# Given task
What follows is a set of records; restate each one word for word and drop the pictures.

# Listed records
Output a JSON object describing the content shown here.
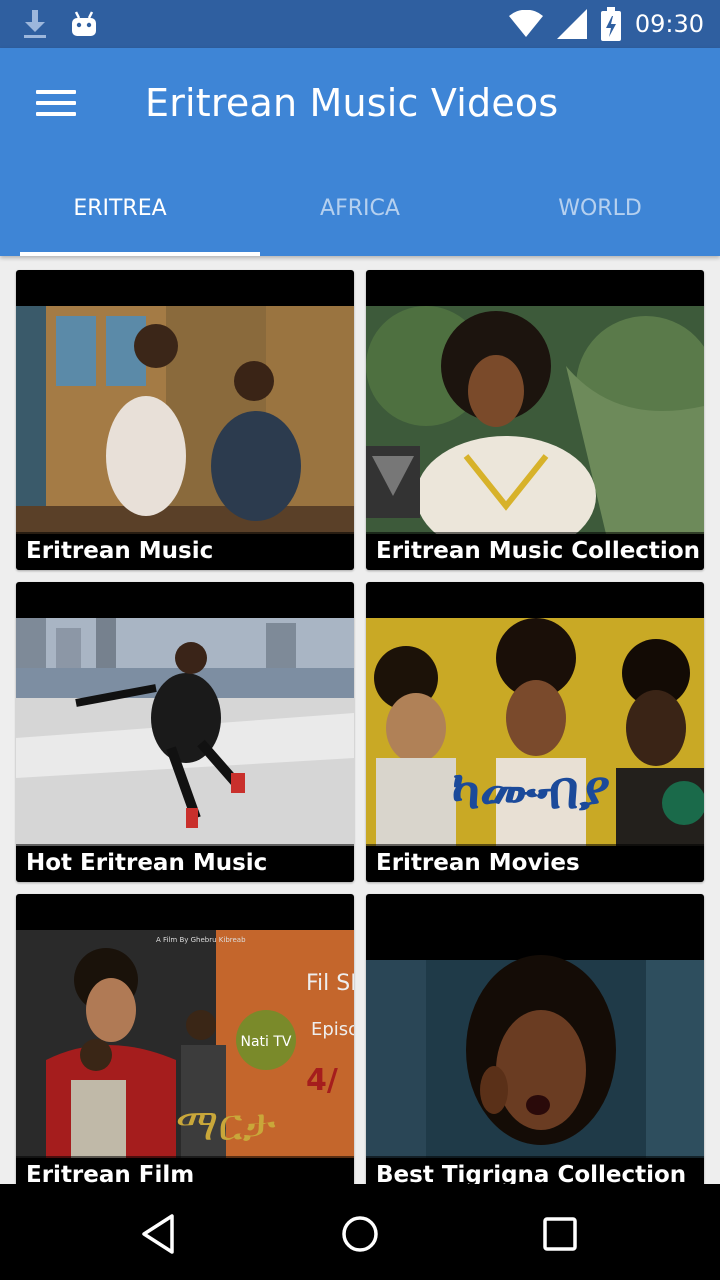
{
  "status_bar": {
    "time": "09:30",
    "icons": [
      "download-icon",
      "android-icon",
      "wifi-icon",
      "signal-icon",
      "battery-icon"
    ]
  },
  "app_bar": {
    "title": "Eritrean Music Videos",
    "menu_icon": "hamburger-menu-icon"
  },
  "tabs": [
    {
      "label": "ERITREA",
      "active": true
    },
    {
      "label": "AFRICA",
      "active": false
    },
    {
      "label": "WORLD",
      "active": false
    }
  ],
  "cards": [
    {
      "label": "Eritrean Music"
    },
    {
      "label": "Eritrean Music Collection"
    },
    {
      "label": "Hot Eritrean Music"
    },
    {
      "label": "Eritrean Movies",
      "thumb_text": "ካሙብያ"
    },
    {
      "label": "Eritrean Film",
      "thumb_text": "ማርታ",
      "thumb_caption": "A Film By Ghebru Kibreab",
      "thumb_badge": "Nati TV",
      "thumb_series": "Fil SERIES",
      "thumb_episode": "Episo",
      "thumb_number": "4/"
    },
    {
      "label": "Best Tigrigna Collection"
    }
  ],
  "nav_bar": {
    "icons": [
      "back-icon",
      "home-icon",
      "recents-icon"
    ]
  },
  "colors": {
    "status_bar": "#2f5fa0",
    "app_bar": "#3e85d6",
    "background": "#eeeeee"
  }
}
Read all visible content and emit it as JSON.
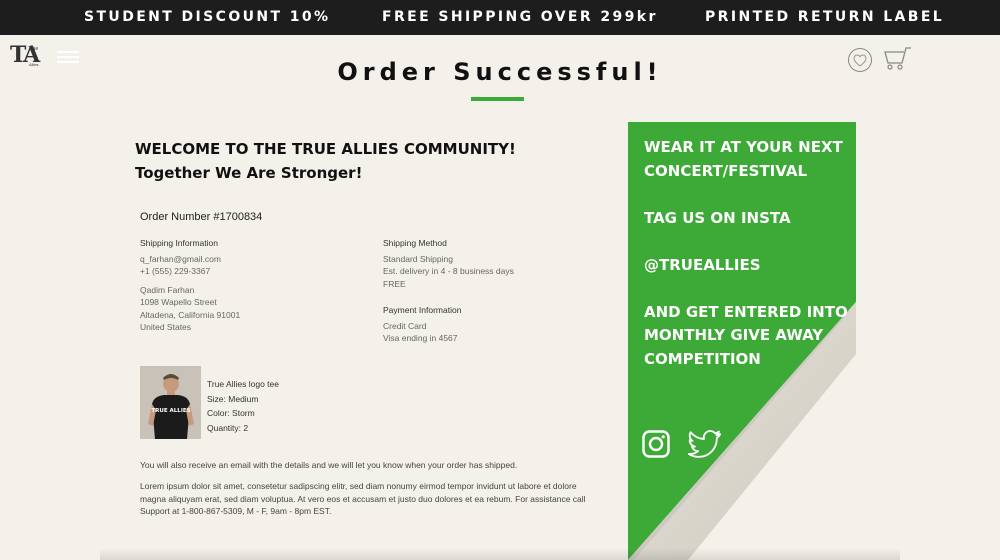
{
  "promo": {
    "items": [
      "STUDENT DISCOUNT 10%",
      "FREE SHIPPING OVER 299kr",
      "PRINTED RETURN LABEL"
    ]
  },
  "header": {
    "logo_text": "TA",
    "logo_small_top": "True",
    "logo_small_bottom": "Allies"
  },
  "page": {
    "title": "Order Successful!"
  },
  "welcome": {
    "line1": "WELCOME TO THE TRUE ALLIES COMMUNITY!",
    "line2": "Together We Are Stronger!"
  },
  "order": {
    "number_text": "Order Number #1700834",
    "shipping_info": {
      "heading": "Shipping Information",
      "email": "q_farhan@gmail.com",
      "phone": "+1 (555) 229-3367",
      "name": "Qadim Farhan",
      "street": "1098 Wapello Street",
      "city": "Altadena, California 91001",
      "country": "United States"
    },
    "shipping_method": {
      "heading": "Shipping Method",
      "type": "Standard Shipping",
      "delivery": "Est. delivery in 4 - 8 business days",
      "cost": "FREE"
    },
    "payment_info": {
      "heading": "Payment Information",
      "method": "Credit Card",
      "detail": "Visa ending in 4567"
    },
    "product": {
      "name": "True Allies logo tee",
      "size": "Size: Medium",
      "color": "Color: Storm",
      "quantity": "Quantity: 2",
      "shirt_text": "TRUE ALLIES"
    },
    "email_note": "You will also receive an email with the details and we will let you know when your order has shipped.",
    "lorem_note": "Lorem ipsum dolor sit amet, consetetur sadipscing elitr, sed diam nonumy eirmod tempor invidunt ut labore et dolore magna aliquyam erat, sed diam voluptua. At vero eos et accusam et justo duo dolores et ea rebum. For assistance call Support at 1-800-867-5309, M - F, 9am - 8pm EST."
  },
  "promo_panel": {
    "line1": "WEAR IT AT YOUR NEXT CONCERT/FESTIVAL",
    "line2": "TAG US ON INSTA",
    "line3": "@TRUEALLIES",
    "line4": "AND GET ENTERED INTO MONTHLY GIVE AWAY COMPETITION"
  },
  "icons": {
    "menu": "hamburger-menu-icon",
    "wishlist": "heart-icon",
    "cart": "shopping-cart-icon",
    "instagram": "instagram-icon",
    "twitter": "twitter-icon"
  },
  "colors": {
    "accent_green": "#3daa37",
    "top_bar": "#1d1d1d",
    "background": "#f4f1ea"
  }
}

# Result
Output a JSON object describing the content shown here.
{
  "status_bar": {
    "time": "09:30",
    "icons": [
      "download-icon",
      "android-icon",
      "wifi-icon",
      "signal-icon",
      "battery-icon"
    ]
  },
  "app_bar": {
    "title": "Eritrean Music Videos",
    "menu_icon": "hamburger-menu-icon"
  },
  "tabs": [
    {
      "label": "ERITREA",
      "active": true
    },
    {
      "label": "AFRICA",
      "active": false
    },
    {
      "label": "WORLD",
      "active": false
    }
  ],
  "cards": [
    {
      "label": "Eritrean Music"
    },
    {
      "label": "Eritrean Music Collection"
    },
    {
      "label": "Hot Eritrean Music"
    },
    {
      "label": "Eritrean Movies",
      "thumb_text": "ካሙብያ"
    },
    {
      "label": "Eritrean Film",
      "thumb_text": "ማርታ",
      "thumb_caption": "A Film By Ghebru Kibreab",
      "thumb_badge": "Nati TV",
      "thumb_series": "Fil SERIES",
      "thumb_episode": "Episo",
      "thumb_number": "4/"
    },
    {
      "label": "Best Tigrigna Collection"
    }
  ],
  "nav_bar": {
    "icons": [
      "back-icon",
      "home-icon",
      "recents-icon"
    ]
  },
  "colors": {
    "status_bar": "#2f5fa0",
    "app_bar": "#3e85d6",
    "background": "#eeeeee"
  }
}
Read all visible content and emit it as JSON.
{
  "promo": {
    "items": [
      "STUDENT DISCOUNT 10%",
      "FREE SHIPPING OVER 299kr",
      "PRINTED RETURN LABEL"
    ]
  },
  "header": {
    "logo_text": "TA",
    "logo_small_top": "True",
    "logo_small_bottom": "Allies"
  },
  "page": {
    "title": "Order Successful!"
  },
  "welcome": {
    "line1": "WELCOME TO THE TRUE ALLIES COMMUNITY!",
    "line2": "Together We Are Stronger!"
  },
  "order": {
    "number_text": "Order Number #1700834",
    "shipping_info": {
      "heading": "Shipping Information",
      "email": "q_farhan@gmail.com",
      "phone": "+1 (555) 229-3367",
      "name": "Qadim Farhan",
      "street": "1098 Wapello Street",
      "city": "Altadena, California 91001",
      "country": "United States"
    },
    "shipping_method": {
      "heading": "Shipping Method",
      "type": "Standard Shipping",
      "delivery": "Est. delivery in 4 - 8 business days",
      "cost": "FREE"
    },
    "payment_info": {
      "heading": "Payment Information",
      "method": "Credit Card",
      "detail": "Visa ending in 4567"
    },
    "product": {
      "name": "True Allies logo tee",
      "size": "Size: Medium",
      "color": "Color: Storm",
      "quantity": "Quantity: 2",
      "shirt_text": "TRUE ALLIES"
    },
    "email_note": "You will also receive an email with the details and we will let you know when your order has shipped.",
    "lorem_note": "Lorem ipsum dolor sit amet, consetetur sadipscing elitr, sed diam nonumy eirmod tempor invidunt ut labore et dolore magna aliquyam erat, sed diam voluptua. At vero eos et accusam et justo duo dolores et ea rebum. For assistance call Support at 1-800-867-5309, M - F, 9am - 8pm EST."
  },
  "promo_panel": {
    "line1": "WEAR IT AT YOUR NEXT CONCERT/FESTIVAL",
    "line2": "TAG US ON INSTA",
    "line3": "@TRUEALLIES",
    "line4": "AND GET ENTERED INTO MONTHLY GIVE AWAY COMPETITION"
  },
  "icons": {
    "menu": "hamburger-menu-icon",
    "wishlist": "heart-icon",
    "cart": "shopping-cart-icon",
    "instagram": "instagram-icon",
    "twitter": "twitter-icon"
  },
  "colors": {
    "accent_green": "#3daa37",
    "top_bar": "#1d1d1d",
    "background": "#f4f1ea"
  }
}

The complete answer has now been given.